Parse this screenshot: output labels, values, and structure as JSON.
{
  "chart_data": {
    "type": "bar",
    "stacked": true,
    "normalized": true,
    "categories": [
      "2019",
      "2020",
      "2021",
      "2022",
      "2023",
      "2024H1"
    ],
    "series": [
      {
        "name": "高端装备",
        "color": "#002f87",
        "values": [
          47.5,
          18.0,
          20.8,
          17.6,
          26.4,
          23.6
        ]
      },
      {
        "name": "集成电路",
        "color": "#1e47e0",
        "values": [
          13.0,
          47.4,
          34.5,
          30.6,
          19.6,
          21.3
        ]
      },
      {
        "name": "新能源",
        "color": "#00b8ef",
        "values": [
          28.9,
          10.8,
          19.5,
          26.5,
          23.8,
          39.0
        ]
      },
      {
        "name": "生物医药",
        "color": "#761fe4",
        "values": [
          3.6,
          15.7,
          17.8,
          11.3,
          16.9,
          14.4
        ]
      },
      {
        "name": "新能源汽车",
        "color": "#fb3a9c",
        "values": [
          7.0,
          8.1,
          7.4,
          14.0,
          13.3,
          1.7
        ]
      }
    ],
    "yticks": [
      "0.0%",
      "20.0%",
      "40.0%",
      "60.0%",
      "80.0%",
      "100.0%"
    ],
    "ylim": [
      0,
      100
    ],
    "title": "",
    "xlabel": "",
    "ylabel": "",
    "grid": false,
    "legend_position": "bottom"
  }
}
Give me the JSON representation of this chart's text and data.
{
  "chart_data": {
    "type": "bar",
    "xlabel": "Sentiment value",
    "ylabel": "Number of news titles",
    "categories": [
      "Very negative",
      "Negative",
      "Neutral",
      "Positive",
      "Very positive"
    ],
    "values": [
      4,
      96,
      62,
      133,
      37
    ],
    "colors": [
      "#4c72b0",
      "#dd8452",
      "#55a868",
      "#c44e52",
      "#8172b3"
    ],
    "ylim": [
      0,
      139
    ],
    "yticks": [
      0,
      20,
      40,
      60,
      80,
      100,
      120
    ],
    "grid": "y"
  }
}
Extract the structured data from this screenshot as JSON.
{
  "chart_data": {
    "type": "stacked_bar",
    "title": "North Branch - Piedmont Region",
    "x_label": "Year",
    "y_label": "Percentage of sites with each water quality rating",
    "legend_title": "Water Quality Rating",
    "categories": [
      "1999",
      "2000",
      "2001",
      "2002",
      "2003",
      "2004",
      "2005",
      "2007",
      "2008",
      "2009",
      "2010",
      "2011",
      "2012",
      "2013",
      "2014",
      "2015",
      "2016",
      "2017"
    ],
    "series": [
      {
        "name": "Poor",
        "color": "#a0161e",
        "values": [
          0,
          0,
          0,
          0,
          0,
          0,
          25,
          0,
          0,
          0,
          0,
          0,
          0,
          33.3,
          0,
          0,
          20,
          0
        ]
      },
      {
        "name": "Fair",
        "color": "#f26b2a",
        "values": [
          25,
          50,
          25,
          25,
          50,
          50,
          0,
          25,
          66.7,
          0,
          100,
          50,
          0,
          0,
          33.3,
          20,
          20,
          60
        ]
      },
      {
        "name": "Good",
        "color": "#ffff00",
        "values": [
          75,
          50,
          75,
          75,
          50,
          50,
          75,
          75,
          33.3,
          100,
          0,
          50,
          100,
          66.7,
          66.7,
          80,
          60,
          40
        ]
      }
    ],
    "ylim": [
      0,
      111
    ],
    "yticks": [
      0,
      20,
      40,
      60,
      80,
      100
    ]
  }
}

-- Work required --
Collect each line of the entries that has the word "screenshot", copying it in full.

-- Expected output --
Parse this screenshot: output labels, values, and structure as JSON.
Extract the structured data from this screenshot as JSON.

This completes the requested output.